[Begin]

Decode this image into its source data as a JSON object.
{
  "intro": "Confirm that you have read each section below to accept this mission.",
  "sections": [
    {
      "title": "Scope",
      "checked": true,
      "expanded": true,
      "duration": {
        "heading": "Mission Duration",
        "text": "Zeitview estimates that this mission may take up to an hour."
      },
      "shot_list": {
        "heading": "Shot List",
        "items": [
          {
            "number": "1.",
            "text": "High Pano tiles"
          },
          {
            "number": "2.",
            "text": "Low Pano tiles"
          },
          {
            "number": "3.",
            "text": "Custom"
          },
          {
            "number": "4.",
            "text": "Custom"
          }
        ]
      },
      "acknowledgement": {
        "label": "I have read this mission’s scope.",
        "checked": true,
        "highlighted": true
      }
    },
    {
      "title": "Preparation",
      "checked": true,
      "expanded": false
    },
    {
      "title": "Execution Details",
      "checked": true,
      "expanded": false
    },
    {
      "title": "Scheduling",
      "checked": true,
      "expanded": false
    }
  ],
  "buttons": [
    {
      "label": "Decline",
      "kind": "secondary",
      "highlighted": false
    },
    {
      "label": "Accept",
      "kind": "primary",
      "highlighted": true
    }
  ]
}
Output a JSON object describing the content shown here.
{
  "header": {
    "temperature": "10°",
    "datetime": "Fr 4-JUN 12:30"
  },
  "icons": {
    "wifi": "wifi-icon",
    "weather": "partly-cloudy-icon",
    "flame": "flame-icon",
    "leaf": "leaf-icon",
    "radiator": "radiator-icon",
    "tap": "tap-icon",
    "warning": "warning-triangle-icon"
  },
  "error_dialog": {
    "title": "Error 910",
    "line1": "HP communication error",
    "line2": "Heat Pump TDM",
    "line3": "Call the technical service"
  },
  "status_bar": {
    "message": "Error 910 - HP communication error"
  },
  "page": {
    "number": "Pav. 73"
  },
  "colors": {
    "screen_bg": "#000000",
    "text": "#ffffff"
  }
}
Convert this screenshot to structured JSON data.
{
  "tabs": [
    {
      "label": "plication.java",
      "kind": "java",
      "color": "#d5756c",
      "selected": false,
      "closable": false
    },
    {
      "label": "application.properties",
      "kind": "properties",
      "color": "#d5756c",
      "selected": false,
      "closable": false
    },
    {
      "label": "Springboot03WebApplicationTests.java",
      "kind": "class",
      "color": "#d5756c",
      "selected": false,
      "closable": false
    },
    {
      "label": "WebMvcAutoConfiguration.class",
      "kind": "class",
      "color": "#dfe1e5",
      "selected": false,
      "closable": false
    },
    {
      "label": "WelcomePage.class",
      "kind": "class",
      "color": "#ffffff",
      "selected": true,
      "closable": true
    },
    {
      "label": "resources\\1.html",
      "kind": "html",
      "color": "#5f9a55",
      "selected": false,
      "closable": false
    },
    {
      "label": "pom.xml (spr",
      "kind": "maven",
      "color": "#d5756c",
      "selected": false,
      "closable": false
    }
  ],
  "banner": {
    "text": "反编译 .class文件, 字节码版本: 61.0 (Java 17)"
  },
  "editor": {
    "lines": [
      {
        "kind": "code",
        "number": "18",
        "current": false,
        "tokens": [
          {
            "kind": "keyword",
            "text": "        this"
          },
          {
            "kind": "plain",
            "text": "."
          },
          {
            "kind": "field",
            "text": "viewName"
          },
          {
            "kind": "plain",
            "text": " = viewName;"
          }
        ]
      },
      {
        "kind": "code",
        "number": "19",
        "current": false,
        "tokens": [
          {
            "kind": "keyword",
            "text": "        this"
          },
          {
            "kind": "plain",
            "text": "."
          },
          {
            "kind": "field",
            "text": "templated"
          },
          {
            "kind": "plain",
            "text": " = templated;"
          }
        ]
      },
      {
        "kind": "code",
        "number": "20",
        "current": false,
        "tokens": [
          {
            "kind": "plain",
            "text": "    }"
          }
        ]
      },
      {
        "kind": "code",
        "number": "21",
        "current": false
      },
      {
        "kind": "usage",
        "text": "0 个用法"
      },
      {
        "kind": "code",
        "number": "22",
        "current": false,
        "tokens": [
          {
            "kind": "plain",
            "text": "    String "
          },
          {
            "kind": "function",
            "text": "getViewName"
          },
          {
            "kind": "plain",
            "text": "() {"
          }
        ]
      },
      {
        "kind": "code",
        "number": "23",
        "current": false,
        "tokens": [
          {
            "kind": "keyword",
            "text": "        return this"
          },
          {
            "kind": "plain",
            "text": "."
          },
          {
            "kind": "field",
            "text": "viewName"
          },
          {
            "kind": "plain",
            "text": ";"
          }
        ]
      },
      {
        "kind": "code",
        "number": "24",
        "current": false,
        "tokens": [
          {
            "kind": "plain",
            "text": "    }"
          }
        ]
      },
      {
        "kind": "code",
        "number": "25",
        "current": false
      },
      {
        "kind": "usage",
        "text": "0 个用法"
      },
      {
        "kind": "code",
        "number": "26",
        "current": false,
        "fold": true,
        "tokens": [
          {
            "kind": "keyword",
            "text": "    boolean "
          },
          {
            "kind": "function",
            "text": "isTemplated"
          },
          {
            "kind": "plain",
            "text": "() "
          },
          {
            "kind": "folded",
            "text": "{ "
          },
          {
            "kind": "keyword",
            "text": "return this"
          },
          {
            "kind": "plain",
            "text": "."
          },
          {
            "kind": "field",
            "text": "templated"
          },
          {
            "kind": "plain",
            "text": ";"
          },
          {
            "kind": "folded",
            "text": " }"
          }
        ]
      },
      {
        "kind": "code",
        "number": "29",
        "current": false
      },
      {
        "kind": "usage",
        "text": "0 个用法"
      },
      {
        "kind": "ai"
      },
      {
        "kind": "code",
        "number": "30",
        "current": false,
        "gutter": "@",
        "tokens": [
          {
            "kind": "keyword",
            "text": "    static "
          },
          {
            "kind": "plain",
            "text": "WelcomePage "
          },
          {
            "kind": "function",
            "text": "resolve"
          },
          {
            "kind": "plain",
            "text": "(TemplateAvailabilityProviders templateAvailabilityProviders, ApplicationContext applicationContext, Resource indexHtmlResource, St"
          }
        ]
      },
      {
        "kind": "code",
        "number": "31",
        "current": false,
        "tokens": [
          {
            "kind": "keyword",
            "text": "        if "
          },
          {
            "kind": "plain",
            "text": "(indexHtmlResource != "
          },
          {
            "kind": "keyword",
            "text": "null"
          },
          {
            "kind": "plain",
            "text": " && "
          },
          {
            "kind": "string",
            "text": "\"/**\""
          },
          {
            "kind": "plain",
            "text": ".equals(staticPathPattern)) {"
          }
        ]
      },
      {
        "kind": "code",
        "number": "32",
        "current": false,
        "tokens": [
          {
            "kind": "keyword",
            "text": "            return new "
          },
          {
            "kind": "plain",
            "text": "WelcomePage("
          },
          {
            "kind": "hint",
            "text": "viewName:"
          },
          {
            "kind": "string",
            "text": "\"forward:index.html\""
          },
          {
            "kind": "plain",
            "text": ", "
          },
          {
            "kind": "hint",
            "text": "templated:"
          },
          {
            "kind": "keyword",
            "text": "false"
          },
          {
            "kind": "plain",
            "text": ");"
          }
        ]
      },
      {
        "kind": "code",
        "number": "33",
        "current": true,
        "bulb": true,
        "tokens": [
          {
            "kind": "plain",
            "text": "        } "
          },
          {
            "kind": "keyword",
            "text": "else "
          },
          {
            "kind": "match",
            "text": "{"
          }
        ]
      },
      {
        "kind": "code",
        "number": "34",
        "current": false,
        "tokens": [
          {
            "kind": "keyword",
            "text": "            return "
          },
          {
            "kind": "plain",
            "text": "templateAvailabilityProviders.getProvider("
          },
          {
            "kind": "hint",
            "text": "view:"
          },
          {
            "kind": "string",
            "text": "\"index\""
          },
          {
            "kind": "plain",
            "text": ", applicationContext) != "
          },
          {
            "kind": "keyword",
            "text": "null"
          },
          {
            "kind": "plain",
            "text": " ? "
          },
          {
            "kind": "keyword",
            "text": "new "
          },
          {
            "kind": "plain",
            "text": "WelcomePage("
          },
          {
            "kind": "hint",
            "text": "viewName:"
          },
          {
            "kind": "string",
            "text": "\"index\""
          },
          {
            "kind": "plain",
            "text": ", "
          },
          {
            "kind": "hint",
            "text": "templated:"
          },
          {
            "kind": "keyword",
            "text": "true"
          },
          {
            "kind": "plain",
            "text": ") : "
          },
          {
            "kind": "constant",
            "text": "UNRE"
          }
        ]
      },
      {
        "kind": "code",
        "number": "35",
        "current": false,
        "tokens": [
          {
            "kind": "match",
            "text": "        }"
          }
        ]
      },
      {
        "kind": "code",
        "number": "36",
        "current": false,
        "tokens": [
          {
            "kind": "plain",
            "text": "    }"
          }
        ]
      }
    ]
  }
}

[End]

◆ Task details:
Return every line of the preceding records in which the word "highlighted" appears.

◆ Exercise solution:
        "highlighted": true
      "highlighted": false
      "highlighted": true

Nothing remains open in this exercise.